> _Input_
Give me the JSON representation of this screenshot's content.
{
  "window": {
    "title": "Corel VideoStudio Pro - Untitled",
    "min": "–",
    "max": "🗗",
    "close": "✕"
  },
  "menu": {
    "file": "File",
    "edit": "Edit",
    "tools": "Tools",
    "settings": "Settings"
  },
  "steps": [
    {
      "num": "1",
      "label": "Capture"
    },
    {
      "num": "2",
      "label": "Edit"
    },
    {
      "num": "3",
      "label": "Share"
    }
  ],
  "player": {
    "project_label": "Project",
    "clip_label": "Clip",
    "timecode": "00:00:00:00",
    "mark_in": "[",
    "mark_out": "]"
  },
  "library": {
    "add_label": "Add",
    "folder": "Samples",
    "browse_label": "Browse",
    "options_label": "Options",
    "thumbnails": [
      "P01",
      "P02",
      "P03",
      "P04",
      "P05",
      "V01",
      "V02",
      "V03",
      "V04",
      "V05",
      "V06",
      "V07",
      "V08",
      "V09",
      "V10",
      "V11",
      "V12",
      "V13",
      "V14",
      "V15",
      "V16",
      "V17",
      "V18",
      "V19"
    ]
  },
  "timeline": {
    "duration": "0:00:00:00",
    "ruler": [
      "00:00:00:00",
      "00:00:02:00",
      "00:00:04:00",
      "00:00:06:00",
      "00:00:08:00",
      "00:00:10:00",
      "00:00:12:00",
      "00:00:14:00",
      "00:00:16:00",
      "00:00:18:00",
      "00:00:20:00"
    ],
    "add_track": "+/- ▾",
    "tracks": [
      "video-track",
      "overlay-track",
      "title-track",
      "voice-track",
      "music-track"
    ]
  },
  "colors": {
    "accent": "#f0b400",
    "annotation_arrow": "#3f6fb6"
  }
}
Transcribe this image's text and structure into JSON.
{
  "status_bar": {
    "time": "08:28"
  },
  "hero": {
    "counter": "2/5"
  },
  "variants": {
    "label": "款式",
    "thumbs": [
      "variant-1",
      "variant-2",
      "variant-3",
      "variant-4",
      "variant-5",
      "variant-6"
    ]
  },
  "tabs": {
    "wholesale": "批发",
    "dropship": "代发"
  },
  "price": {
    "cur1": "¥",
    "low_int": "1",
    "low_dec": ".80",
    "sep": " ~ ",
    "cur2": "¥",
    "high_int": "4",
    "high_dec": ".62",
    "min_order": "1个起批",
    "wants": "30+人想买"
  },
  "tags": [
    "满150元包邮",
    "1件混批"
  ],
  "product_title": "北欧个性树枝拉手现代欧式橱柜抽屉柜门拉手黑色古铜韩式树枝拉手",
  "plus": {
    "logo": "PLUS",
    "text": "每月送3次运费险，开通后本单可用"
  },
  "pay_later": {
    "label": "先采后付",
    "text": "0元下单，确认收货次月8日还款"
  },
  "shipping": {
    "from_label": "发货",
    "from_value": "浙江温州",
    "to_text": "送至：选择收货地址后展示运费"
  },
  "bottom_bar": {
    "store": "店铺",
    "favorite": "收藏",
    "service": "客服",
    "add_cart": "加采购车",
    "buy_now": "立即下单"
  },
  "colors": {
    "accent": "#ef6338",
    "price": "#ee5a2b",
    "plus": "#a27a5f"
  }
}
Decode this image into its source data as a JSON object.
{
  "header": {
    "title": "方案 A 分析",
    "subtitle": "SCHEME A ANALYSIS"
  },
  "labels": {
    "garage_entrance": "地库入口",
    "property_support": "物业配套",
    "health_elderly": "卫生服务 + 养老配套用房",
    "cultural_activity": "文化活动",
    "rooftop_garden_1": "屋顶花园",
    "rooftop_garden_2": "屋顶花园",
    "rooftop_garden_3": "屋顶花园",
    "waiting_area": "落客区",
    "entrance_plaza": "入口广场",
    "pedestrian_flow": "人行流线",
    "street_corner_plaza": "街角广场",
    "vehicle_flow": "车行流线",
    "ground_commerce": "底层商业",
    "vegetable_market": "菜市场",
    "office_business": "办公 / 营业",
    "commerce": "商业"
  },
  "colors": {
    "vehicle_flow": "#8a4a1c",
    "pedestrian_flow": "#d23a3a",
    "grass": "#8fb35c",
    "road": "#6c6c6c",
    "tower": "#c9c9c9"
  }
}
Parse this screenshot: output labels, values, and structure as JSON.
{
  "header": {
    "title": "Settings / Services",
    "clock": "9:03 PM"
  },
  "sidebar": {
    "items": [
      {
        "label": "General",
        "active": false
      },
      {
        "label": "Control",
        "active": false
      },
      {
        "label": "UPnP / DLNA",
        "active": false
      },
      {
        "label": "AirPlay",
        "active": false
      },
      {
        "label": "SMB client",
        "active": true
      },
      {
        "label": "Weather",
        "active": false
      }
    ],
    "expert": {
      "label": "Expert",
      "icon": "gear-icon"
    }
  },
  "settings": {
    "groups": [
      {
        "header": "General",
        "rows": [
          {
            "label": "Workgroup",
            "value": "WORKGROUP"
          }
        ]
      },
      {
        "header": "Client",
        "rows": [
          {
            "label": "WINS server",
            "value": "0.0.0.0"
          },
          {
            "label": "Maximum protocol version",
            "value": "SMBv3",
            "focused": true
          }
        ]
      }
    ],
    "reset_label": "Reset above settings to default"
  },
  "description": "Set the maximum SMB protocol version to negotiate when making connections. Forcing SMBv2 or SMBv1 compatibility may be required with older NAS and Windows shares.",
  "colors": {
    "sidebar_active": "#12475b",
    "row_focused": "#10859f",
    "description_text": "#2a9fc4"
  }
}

> _Instructions for the task_
From the records above, extract each line exactly as shown.

> _Solution for this problem_
Give me the JSON representation of this screenshot's content.
{
  "window": {
    "title": "Corel VideoStudio Pro - Untitled",
    "min": "–",
    "max": "🗗",
    "close": "✕"
  },
  "menu": {
    "file": "File",
    "edit": "Edit",
    "tools": "Tools",
    "settings": "Settings"
  },
  "steps": [
    {
      "num": "1",
      "label": "Capture"
    },
    {
      "num": "2",
      "label": "Edit"
    },
    {
      "num": "3",
      "label": "Share"
    }
  ],
  "player": {
    "project_label": "Project",
    "clip_label": "Clip",
    "timecode": "00:00:00:00",
    "mark_in": "[",
    "mark_out": "]"
  },
  "library": {
    "add_label": "Add",
    "folder": "Samples",
    "browse_label": "Browse",
    "options_label": "Options",
    "thumbnails": [
      "P01",
      "P02",
      "P03",
      "P04",
      "P05",
      "V01",
      "V02",
      "V03",
      "V04",
      "V05",
      "V06",
      "V07",
      "V08",
      "V09",
      "V10",
      "V11",
      "V12",
      "V13",
      "V14",
      "V15",
      "V16",
      "V17",
      "V18",
      "V19"
    ]
  },
  "timeline": {
    "duration": "0:00:00:00",
    "ruler": [
      "00:00:00:00",
      "00:00:02:00",
      "00:00:04:00",
      "00:00:06:00",
      "00:00:08:00",
      "00:00:10:00",
      "00:00:12:00",
      "00:00:14:00",
      "00:00:16:00",
      "00:00:18:00",
      "00:00:20:00"
    ],
    "add_track": "+/- ▾",
    "tracks": [
      "video-track",
      "overlay-track",
      "title-track",
      "voice-track",
      "music-track"
    ]
  },
  "colors": {
    "accent": "#f0b400",
    "annotation_arrow": "#3f6fb6"
  }
}
Transcribe this image's text and structure into JSON.
{
  "status_bar": {
    "time": "08:28"
  },
  "hero": {
    "counter": "2/5"
  },
  "variants": {
    "label": "款式",
    "thumbs": [
      "variant-1",
      "variant-2",
      "variant-3",
      "variant-4",
      "variant-5",
      "variant-6"
    ]
  },
  "tabs": {
    "wholesale": "批发",
    "dropship": "代发"
  },
  "price": {
    "cur1": "¥",
    "low_int": "1",
    "low_dec": ".80",
    "sep": " ~ ",
    "cur2": "¥",
    "high_int": "4",
    "high_dec": ".62",
    "min_order": "1个起批",
    "wants": "30+人想买"
  },
  "tags": [
    "满150元包邮",
    "1件混批"
  ],
  "product_title": "北欧个性树枝拉手现代欧式橱柜抽屉柜门拉手黑色古铜韩式树枝拉手",
  "plus": {
    "logo": "PLUS",
    "text": "每月送3次运费险，开通后本单可用"
  },
  "pay_later": {
    "label": "先采后付",
    "text": "0元下单，确认收货次月8日还款"
  },
  "shipping": {
    "from_label": "发货",
    "from_value": "浙江温州",
    "to_text": "送至：选择收货地址后展示运费"
  },
  "bottom_bar": {
    "store": "店铺",
    "favorite": "收藏",
    "service": "客服",
    "add_cart": "加采购车",
    "buy_now": "立即下单"
  },
  "colors": {
    "accent": "#ef6338",
    "price": "#ee5a2b",
    "plus": "#a27a5f"
  }
}
Decode this image into its source data as a JSON object.
{
  "header": {
    "title": "方案 A 分析",
    "subtitle": "SCHEME A ANALYSIS"
  },
  "labels": {
    "garage_entrance": "地库入口",
    "property_support": "物业配套",
    "health_elderly": "卫生服务 + 养老配套用房",
    "cultural_activity": "文化活动",
    "rooftop_garden_1": "屋顶花园",
    "rooftop_garden_2": "屋顶花园",
    "rooftop_garden_3": "屋顶花园",
    "waiting_area": "落客区",
    "entrance_plaza": "入口广场",
    "pedestrian_flow": "人行流线",
    "street_corner_plaza": "街角广场",
    "vehicle_flow": "车行流线",
    "ground_commerce": "底层商业",
    "vegetable_market": "菜市场",
    "office_business": "办公 / 营业",
    "commerce": "商业"
  },
  "colors": {
    "vehicle_flow": "#8a4a1c",
    "pedestrian_flow": "#d23a3a",
    "grass": "#8fb35c",
    "road": "#6c6c6c",
    "tower": "#c9c9c9"
  }
}
Parse this screenshot: output labels, values, and structure as JSON.
{
  "header": {
    "title": "Settings / Services",
    "clock": "9:03 PM"
  },
  "sidebar": {
    "items": [
      {
        "label": "General",
        "active": false
      },
      {
        "label": "Control",
        "active": false
      },
      {
        "label": "UPnP / DLNA",
        "active": false
      },
      {
        "label": "AirPlay",
        "active": false
      },
      {
        "label": "SMB client",
        "active": true
      },
      {
        "label": "Weather",
        "active": false
      }
    ],
    "expert": {
      "label": "Expert",
      "icon": "gear-icon"
    }
  },
  "settings": {
    "groups": [
      {
        "header": "General",
        "rows": [
          {
            "label": "Workgroup",
            "value": "WORKGROUP"
          }
        ]
      },
      {
        "header": "Client",
        "rows": [
          {
            "label": "WINS server",
            "value": "0.0.0.0"
          },
          {
            "label": "Maximum protocol version",
            "value": "SMBv3",
            "focused": true
          }
        ]
      }
    ],
    "reset_label": "Reset above settings to default"
  },
  "description": "Set the maximum SMB protocol version to negotiate when making connections. Forcing SMBv2 or SMBv1 compatibility may be required with older NAS and Windows shares.",
  "colors": {
    "sidebar_active": "#12475b",
    "row_focused": "#10859f",
    "description_text": "#2a9fc4"
  }
}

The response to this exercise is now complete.